Given problem >> Check each line of the data for "displayed" and select those that have it.

The data >>
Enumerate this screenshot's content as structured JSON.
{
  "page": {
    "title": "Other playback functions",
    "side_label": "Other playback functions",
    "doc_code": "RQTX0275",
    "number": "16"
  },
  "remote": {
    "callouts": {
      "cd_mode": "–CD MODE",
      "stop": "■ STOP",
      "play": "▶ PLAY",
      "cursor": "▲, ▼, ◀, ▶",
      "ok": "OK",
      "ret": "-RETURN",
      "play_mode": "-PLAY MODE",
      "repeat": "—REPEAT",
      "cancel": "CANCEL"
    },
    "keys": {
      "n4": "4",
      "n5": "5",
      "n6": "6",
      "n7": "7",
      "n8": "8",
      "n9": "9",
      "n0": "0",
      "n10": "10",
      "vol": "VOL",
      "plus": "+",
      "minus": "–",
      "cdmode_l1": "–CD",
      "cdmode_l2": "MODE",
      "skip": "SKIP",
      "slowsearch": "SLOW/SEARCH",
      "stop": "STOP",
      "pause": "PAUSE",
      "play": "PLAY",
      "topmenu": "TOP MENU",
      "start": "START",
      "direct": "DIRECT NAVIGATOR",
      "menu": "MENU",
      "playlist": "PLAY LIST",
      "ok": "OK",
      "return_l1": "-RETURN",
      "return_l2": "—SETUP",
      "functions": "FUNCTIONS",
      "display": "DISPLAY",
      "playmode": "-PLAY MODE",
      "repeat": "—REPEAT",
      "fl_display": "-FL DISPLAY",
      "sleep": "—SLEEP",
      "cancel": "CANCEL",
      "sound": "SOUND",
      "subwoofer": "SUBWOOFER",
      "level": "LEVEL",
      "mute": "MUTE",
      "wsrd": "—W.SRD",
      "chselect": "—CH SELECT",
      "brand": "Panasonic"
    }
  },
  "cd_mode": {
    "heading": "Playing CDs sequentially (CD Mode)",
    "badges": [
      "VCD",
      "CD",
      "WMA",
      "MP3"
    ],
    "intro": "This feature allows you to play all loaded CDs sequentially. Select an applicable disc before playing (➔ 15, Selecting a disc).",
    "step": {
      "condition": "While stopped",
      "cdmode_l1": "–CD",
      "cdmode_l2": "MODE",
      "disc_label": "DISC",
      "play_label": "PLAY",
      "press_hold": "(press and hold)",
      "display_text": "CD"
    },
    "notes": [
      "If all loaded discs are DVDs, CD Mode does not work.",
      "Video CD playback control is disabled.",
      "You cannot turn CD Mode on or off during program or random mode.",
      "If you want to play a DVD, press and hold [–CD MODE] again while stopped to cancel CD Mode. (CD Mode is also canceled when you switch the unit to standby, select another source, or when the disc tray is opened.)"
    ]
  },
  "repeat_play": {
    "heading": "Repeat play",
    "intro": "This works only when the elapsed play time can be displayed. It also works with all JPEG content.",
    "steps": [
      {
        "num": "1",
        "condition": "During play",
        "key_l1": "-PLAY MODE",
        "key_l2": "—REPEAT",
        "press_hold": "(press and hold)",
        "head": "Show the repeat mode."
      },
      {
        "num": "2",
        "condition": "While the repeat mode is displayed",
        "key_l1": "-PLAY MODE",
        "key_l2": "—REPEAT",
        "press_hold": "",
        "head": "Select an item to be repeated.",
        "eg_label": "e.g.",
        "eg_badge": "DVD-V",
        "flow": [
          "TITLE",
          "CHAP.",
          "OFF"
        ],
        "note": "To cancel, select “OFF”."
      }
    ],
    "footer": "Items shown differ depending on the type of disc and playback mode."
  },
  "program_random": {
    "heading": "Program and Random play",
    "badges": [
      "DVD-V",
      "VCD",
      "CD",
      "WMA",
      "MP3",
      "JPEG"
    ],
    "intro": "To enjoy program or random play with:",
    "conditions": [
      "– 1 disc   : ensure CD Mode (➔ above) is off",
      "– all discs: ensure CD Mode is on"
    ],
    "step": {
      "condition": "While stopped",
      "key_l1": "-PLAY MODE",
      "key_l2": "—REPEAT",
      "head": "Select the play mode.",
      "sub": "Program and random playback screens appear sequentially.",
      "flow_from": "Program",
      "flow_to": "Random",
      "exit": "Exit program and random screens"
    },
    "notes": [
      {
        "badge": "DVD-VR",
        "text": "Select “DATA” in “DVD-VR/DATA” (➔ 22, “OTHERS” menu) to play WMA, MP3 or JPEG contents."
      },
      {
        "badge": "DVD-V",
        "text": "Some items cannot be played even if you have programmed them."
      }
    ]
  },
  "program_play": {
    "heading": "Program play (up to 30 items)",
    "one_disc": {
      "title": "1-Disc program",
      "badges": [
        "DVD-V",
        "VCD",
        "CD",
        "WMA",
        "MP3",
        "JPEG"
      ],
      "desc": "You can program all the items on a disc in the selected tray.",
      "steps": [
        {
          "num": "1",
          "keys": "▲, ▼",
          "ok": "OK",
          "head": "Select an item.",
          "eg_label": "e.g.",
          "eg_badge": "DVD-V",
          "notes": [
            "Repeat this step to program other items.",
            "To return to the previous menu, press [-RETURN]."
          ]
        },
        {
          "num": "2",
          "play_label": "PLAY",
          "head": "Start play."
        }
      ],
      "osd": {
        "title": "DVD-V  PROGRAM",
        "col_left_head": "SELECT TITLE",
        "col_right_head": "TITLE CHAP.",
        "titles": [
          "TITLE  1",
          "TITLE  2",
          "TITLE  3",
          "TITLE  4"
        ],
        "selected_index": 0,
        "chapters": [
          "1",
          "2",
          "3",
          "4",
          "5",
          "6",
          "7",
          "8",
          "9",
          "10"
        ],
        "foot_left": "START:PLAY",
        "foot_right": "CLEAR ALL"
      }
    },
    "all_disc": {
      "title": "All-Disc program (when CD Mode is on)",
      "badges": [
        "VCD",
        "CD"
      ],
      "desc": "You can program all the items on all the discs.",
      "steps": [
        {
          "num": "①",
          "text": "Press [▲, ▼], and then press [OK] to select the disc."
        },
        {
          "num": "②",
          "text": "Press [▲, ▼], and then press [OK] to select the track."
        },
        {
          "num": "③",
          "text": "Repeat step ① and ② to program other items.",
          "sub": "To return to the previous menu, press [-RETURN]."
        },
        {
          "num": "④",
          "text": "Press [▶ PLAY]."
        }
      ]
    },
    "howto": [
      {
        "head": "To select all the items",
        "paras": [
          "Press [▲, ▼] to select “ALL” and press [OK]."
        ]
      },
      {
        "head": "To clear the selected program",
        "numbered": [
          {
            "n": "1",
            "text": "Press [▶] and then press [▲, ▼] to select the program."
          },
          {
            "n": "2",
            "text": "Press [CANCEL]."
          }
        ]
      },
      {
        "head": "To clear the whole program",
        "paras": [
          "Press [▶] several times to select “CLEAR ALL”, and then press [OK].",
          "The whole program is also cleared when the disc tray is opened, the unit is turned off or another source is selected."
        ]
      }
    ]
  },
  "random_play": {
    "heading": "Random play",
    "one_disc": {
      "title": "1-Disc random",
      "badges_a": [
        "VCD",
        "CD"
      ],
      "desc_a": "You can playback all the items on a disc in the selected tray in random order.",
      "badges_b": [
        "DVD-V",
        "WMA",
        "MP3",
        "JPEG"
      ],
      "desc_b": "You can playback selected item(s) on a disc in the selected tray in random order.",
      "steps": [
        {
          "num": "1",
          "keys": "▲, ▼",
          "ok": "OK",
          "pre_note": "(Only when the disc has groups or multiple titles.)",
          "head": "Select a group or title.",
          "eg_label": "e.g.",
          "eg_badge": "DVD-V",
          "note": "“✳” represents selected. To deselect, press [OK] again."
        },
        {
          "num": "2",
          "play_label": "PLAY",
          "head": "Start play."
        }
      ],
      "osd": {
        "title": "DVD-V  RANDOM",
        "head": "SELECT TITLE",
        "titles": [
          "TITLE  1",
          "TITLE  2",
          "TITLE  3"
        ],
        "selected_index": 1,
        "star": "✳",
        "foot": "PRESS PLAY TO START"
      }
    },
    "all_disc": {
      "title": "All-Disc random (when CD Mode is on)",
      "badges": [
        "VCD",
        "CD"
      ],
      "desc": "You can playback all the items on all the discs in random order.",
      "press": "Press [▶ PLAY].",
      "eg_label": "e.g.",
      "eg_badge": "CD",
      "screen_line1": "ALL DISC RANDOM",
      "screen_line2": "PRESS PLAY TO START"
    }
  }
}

Result for this task >>
    "intro": "This works only when the elapsed play time can be displayed. It also works with all JPEG content.",
        "condition": "While the repeat mode is displayed",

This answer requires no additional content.